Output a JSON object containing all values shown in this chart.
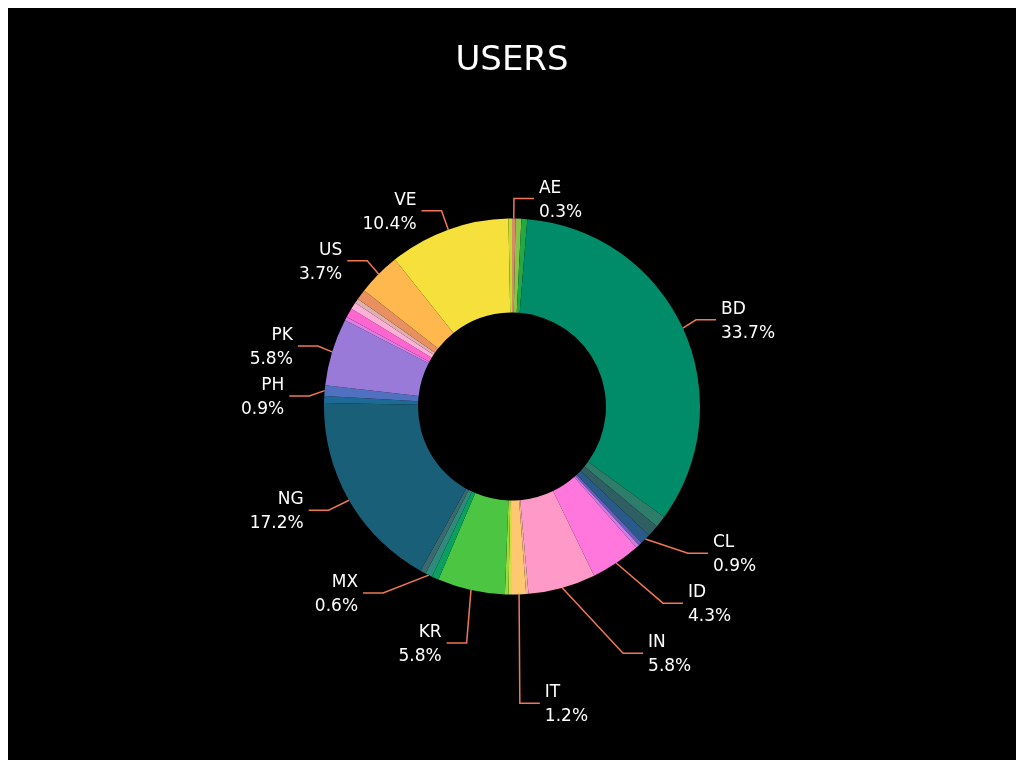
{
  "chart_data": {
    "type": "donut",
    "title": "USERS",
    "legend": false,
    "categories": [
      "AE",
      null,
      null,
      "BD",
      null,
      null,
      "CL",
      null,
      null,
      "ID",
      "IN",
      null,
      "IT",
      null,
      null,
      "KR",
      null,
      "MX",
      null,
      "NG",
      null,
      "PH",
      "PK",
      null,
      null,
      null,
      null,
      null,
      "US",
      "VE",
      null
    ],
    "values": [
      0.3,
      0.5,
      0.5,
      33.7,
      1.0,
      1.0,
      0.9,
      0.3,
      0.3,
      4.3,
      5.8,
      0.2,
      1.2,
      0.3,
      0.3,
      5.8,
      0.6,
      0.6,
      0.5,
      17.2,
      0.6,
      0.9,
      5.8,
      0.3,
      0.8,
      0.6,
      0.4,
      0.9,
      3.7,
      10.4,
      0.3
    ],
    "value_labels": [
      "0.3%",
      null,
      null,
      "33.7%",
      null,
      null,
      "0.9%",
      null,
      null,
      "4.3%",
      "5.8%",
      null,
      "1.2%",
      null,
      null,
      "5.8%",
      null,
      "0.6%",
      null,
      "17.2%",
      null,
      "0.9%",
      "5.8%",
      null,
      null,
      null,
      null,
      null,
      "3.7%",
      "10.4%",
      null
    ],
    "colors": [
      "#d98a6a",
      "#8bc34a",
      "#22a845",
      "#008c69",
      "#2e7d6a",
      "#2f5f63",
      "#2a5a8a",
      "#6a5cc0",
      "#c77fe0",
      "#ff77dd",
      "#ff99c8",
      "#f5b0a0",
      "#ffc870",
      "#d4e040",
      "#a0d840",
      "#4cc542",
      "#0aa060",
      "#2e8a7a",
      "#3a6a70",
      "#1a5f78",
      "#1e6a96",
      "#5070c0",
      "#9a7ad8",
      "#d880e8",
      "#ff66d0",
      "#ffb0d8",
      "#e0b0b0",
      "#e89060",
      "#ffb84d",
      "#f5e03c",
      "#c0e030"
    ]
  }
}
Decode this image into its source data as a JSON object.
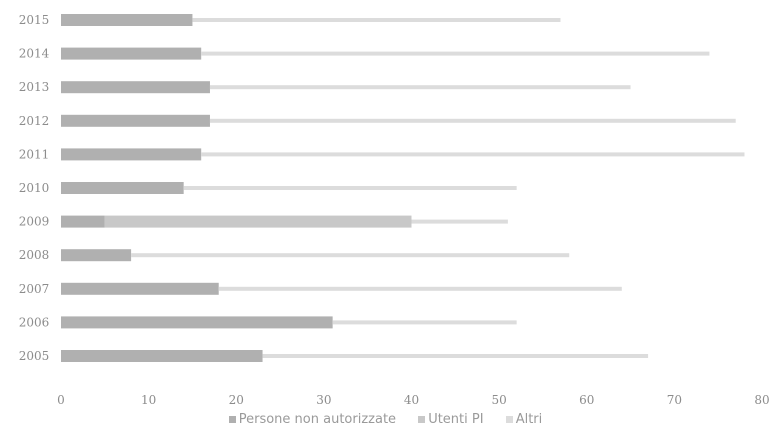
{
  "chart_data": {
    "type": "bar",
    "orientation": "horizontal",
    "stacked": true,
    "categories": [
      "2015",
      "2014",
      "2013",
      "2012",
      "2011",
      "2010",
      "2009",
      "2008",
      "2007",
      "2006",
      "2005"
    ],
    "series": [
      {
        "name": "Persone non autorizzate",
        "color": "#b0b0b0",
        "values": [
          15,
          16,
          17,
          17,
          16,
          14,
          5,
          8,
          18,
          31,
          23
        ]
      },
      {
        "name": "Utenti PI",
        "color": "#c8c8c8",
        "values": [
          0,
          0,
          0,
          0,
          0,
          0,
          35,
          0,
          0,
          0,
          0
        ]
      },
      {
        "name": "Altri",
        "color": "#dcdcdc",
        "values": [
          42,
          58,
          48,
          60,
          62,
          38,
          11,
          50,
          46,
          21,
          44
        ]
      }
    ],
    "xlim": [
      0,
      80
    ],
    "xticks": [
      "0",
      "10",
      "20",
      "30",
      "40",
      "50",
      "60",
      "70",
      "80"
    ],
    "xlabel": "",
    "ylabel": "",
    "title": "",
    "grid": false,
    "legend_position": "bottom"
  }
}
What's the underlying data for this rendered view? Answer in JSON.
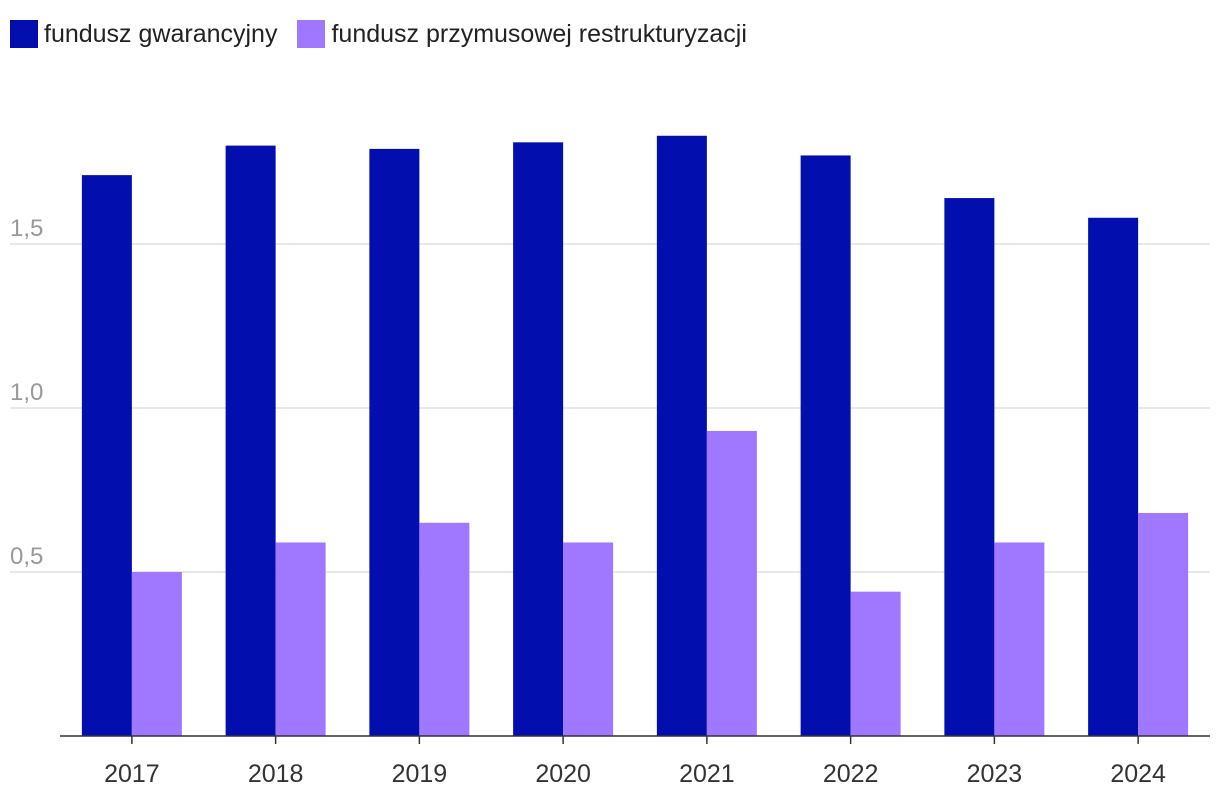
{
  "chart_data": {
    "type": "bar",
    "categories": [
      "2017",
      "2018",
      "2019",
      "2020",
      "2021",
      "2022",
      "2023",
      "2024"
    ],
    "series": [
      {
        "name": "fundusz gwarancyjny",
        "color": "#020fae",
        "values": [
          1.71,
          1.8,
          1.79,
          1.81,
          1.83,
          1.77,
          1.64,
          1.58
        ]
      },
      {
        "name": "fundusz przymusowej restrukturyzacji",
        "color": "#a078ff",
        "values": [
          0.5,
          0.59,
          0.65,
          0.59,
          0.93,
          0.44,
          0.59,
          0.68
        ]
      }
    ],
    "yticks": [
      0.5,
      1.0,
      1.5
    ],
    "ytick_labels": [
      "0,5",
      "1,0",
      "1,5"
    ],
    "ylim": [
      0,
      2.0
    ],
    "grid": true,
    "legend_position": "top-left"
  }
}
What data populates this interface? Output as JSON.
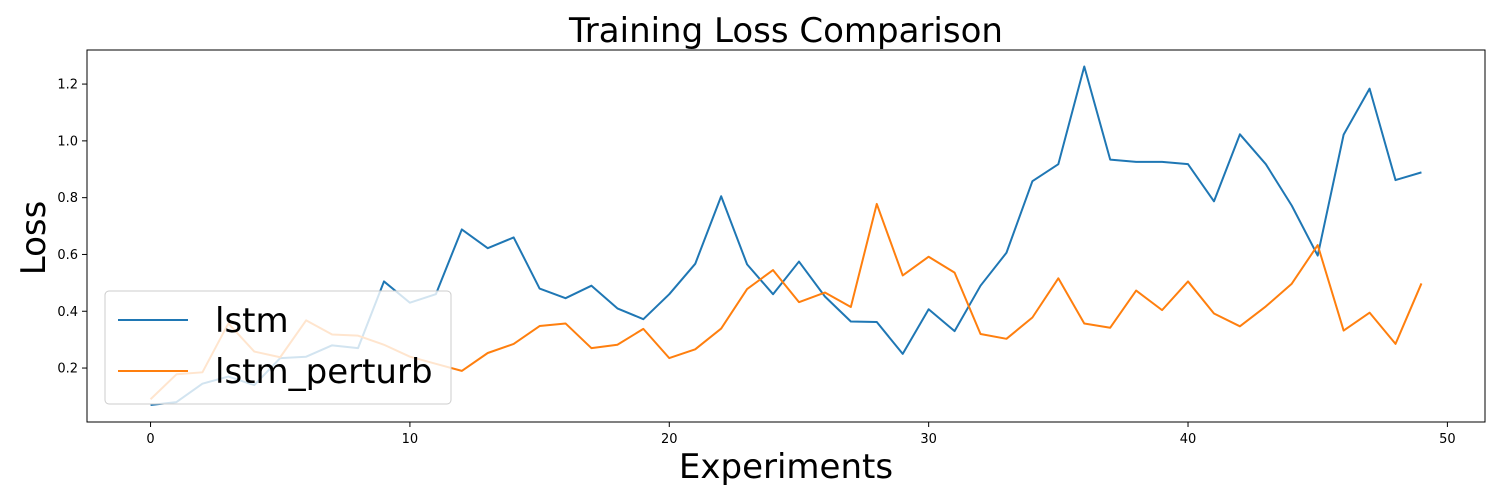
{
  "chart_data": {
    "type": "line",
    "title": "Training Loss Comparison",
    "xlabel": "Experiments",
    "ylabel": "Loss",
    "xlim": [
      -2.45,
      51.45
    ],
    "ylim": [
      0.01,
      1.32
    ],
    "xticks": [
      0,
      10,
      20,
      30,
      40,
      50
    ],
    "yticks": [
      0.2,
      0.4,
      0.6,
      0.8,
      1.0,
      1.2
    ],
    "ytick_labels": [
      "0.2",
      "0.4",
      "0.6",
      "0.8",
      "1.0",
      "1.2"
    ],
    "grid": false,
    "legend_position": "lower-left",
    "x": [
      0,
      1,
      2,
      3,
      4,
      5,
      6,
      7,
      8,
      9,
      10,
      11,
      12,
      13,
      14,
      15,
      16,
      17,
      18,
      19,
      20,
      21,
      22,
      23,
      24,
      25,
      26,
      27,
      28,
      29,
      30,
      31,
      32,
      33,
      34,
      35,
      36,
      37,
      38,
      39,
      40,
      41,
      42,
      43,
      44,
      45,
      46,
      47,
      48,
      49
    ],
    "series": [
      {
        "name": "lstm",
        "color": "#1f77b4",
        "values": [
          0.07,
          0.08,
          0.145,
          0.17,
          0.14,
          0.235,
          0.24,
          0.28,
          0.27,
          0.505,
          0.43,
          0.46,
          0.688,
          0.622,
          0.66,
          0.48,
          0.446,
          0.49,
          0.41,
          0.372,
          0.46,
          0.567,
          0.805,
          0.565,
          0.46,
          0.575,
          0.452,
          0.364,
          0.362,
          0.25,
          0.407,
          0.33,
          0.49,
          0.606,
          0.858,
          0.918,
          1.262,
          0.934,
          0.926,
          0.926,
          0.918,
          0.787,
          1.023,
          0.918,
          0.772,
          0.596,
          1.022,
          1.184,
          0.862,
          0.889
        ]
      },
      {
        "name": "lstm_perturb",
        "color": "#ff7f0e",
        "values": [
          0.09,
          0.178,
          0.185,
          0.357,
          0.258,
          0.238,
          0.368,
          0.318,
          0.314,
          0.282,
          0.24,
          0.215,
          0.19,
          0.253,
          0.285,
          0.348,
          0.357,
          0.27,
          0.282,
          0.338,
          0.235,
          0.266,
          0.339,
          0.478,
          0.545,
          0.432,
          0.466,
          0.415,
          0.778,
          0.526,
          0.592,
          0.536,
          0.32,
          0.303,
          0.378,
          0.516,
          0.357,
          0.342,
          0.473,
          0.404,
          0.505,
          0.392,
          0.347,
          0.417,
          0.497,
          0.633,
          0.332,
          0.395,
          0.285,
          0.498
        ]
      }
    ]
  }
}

★ ★ ★

Exercise directions: Restate the full listing verbatim and drop every picture.

Worked solution:
Output a JSON object containing all values shown in this chart.
{
  "chart_data": {
    "type": "donut",
    "title": "USERS",
    "legend": false,
    "categories": [
      "AE",
      null,
      null,
      "BD",
      null,
      null,
      "CL",
      null,
      null,
      "ID",
      "IN",
      null,
      "IT",
      null,
      null,
      "KR",
      null,
      "MX",
      null,
      "NG",
      null,
      "PH",
      "PK",
      null,
      null,
      null,
      null,
      null,
      "US",
      "VE",
      null
    ],
    "values": [
      0.3,
      0.5,
      0.5,
      33.7,
      1.0,
      1.0,
      0.9,
      0.3,
      0.3,
      4.3,
      5.8,
      0.2,
      1.2,
      0.3,
      0.3,
      5.8,
      0.6,
      0.6,
      0.5,
      17.2,
      0.6,
      0.9,
      5.8,
      0.3,
      0.8,
      0.6,
      0.4,
      0.9,
      3.7,
      10.4,
      0.3
    ],
    "value_labels": [
      "0.3%",
      null,
      null,
      "33.7%",
      null,
      null,
      "0.9%",
      null,
      null,
      "4.3%",
      "5.8%",
      null,
      "1.2%",
      null,
      null,
      "5.8%",
      null,
      "0.6%",
      null,
      "17.2%",
      null,
      "0.9%",
      "5.8%",
      null,
      null,
      null,
      null,
      null,
      "3.7%",
      "10.4%",
      null
    ],
    "colors": [
      "#d98a6a",
      "#8bc34a",
      "#22a845",
      "#008c69",
      "#2e7d6a",
      "#2f5f63",
      "#2a5a8a",
      "#6a5cc0",
      "#c77fe0",
      "#ff77dd",
      "#ff99c8",
      "#f5b0a0",
      "#ffc870",
      "#d4e040",
      "#a0d840",
      "#4cc542",
      "#0aa060",
      "#2e8a7a",
      "#3a6a70",
      "#1a5f78",
      "#1e6a96",
      "#5070c0",
      "#9a7ad8",
      "#d880e8",
      "#ff66d0",
      "#ffb0d8",
      "#e0b0b0",
      "#e89060",
      "#ffb84d",
      "#f5e03c",
      "#c0e030"
    ]
  }
}
Decode this image into its source data as a JSON object.
{
  "chart_data": {
    "type": "bar",
    "orientation": "horizontal",
    "stacked": true,
    "categories": [
      "2015",
      "2014",
      "2013",
      "2012",
      "2011",
      "2010",
      "2009",
      "2008",
      "2007",
      "2006",
      "2005"
    ],
    "series": [
      {
        "name": "Persone non autorizzate",
        "color": "#b0b0b0",
        "values": [
          15,
          16,
          17,
          17,
          16,
          14,
          5,
          8,
          18,
          31,
          23
        ]
      },
      {
        "name": "Utenti PI",
        "color": "#c8c8c8",
        "values": [
          0,
          0,
          0,
          0,
          0,
          0,
          35,
          0,
          0,
          0,
          0
        ]
      },
      {
        "name": "Altri",
        "color": "#dcdcdc",
        "values": [
          42,
          58,
          48,
          60,
          62,
          38,
          11,
          50,
          46,
          21,
          44
        ]
      }
    ],
    "xlim": [
      0,
      80
    ],
    "xticks": [
      "0",
      "10",
      "20",
      "30",
      "40",
      "50",
      "60",
      "70",
      "80"
    ],
    "xlabel": "",
    "ylabel": "",
    "title": "",
    "grid": false,
    "legend_position": "bottom"
  }
}
What's the underlying data for this rendered view? Answer in JSON.
{
  "chart_data": {
    "type": "bar",
    "categories": [
      "2017",
      "2018",
      "2019",
      "2020",
      "2021",
      "2022",
      "2023",
      "2024"
    ],
    "series": [
      {
        "name": "fundusz gwarancyjny",
        "color": "#020fae",
        "values": [
          1.71,
          1.8,
          1.79,
          1.81,
          1.83,
          1.77,
          1.64,
          1.58
        ]
      },
      {
        "name": "fundusz przymusowej restrukturyzacji",
        "color": "#a078ff",
        "values": [
          0.5,
          0.59,
          0.65,
          0.59,
          0.93,
          0.44,
          0.59,
          0.68
        ]
      }
    ],
    "yticks": [
      0.5,
      1.0,
      1.5
    ],
    "ytick_labels": [
      "0,5",
      "1,0",
      "1,5"
    ],
    "ylim": [
      0,
      2.0
    ],
    "grid": true,
    "legend_position": "top-left"
  }
}
What data populates this interface? Output as JSON.
{
  "chart_data": {
    "type": "line",
    "title": "Training Loss Comparison",
    "xlabel": "Experiments",
    "ylabel": "Loss",
    "xlim": [
      -2.45,
      51.45
    ],
    "ylim": [
      0.01,
      1.32
    ],
    "xticks": [
      0,
      10,
      20,
      30,
      40,
      50
    ],
    "yticks": [
      0.2,
      0.4,
      0.6,
      0.8,
      1.0,
      1.2
    ],
    "ytick_labels": [
      "0.2",
      "0.4",
      "0.6",
      "0.8",
      "1.0",
      "1.2"
    ],
    "grid": false,
    "legend_position": "lower-left",
    "x": [
      0,
      1,
      2,
      3,
      4,
      5,
      6,
      7,
      8,
      9,
      10,
      11,
      12,
      13,
      14,
      15,
      16,
      17,
      18,
      19,
      20,
      21,
      22,
      23,
      24,
      25,
      26,
      27,
      28,
      29,
      30,
      31,
      32,
      33,
      34,
      35,
      36,
      37,
      38,
      39,
      40,
      41,
      42,
      43,
      44,
      45,
      46,
      47,
      48,
      49
    ],
    "series": [
      {
        "name": "lstm",
        "color": "#1f77b4",
        "values": [
          0.07,
          0.08,
          0.145,
          0.17,
          0.14,
          0.235,
          0.24,
          0.28,
          0.27,
          0.505,
          0.43,
          0.46,
          0.688,
          0.622,
          0.66,
          0.48,
          0.446,
          0.49,
          0.41,
          0.372,
          0.46,
          0.567,
          0.805,
          0.565,
          0.46,
          0.575,
          0.452,
          0.364,
          0.362,
          0.25,
          0.407,
          0.33,
          0.49,
          0.606,
          0.858,
          0.918,
          1.262,
          0.934,
          0.926,
          0.926,
          0.918,
          0.787,
          1.023,
          0.918,
          0.772,
          0.596,
          1.022,
          1.184,
          0.862,
          0.889
        ]
      },
      {
        "name": "lstm_perturb",
        "color": "#ff7f0e",
        "values": [
          0.09,
          0.178,
          0.185,
          0.357,
          0.258,
          0.238,
          0.368,
          0.318,
          0.314,
          0.282,
          0.24,
          0.215,
          0.19,
          0.253,
          0.285,
          0.348,
          0.357,
          0.27,
          0.282,
          0.338,
          0.235,
          0.266,
          0.339,
          0.478,
          0.545,
          0.432,
          0.466,
          0.415,
          0.778,
          0.526,
          0.592,
          0.536,
          0.32,
          0.303,
          0.378,
          0.516,
          0.357,
          0.342,
          0.473,
          0.404,
          0.505,
          0.392,
          0.347,
          0.417,
          0.497,
          0.633,
          0.332,
          0.395,
          0.285,
          0.498
        ]
      }
    ]
  }
}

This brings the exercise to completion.